Dataset rows about figures:
## Begin
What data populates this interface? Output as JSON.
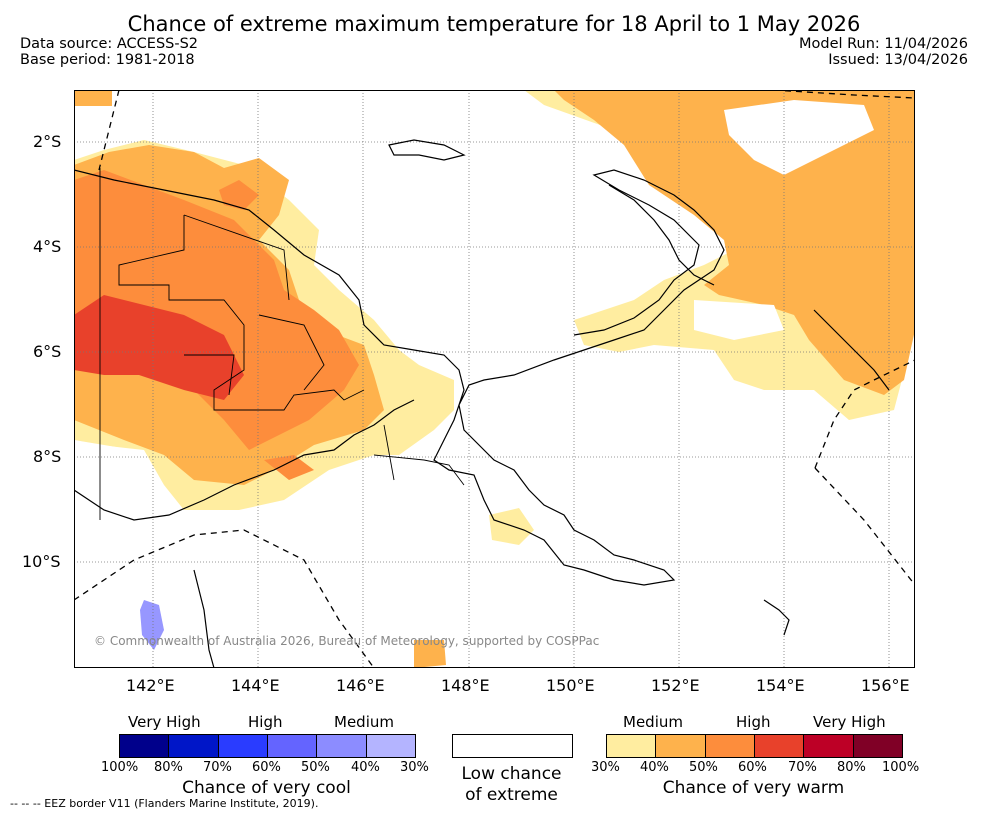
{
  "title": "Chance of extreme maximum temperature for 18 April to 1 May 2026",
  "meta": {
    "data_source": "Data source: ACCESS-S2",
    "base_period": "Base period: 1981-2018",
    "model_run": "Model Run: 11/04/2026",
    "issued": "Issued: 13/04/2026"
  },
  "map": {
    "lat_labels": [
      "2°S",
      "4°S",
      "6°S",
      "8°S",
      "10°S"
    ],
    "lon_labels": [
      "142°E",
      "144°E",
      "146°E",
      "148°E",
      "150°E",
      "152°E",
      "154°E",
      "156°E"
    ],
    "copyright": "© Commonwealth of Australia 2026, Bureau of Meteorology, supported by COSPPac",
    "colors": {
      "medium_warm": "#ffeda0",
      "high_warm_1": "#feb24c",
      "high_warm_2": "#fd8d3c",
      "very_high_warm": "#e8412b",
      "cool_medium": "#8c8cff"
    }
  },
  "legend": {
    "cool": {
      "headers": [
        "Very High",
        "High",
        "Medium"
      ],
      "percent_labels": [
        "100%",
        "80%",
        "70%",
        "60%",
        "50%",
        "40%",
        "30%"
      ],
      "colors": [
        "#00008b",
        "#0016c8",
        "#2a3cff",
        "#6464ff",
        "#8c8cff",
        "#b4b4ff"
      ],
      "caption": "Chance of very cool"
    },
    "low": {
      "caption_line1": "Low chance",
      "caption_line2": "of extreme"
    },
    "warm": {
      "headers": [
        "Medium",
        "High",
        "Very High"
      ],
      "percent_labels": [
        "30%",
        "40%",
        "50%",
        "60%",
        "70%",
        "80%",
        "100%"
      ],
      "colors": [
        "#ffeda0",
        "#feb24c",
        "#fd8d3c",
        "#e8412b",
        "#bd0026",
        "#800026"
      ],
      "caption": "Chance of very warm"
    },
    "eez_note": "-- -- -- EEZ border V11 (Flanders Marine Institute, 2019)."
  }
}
## End
> PROBLEM STATEMENT: Pull every line holding "extreme" out of the records.

> SOLUTION:
  "title": "Chance of extreme maximum temperature for 18 April to 1 May 2026",
      "caption_line2": "of extreme"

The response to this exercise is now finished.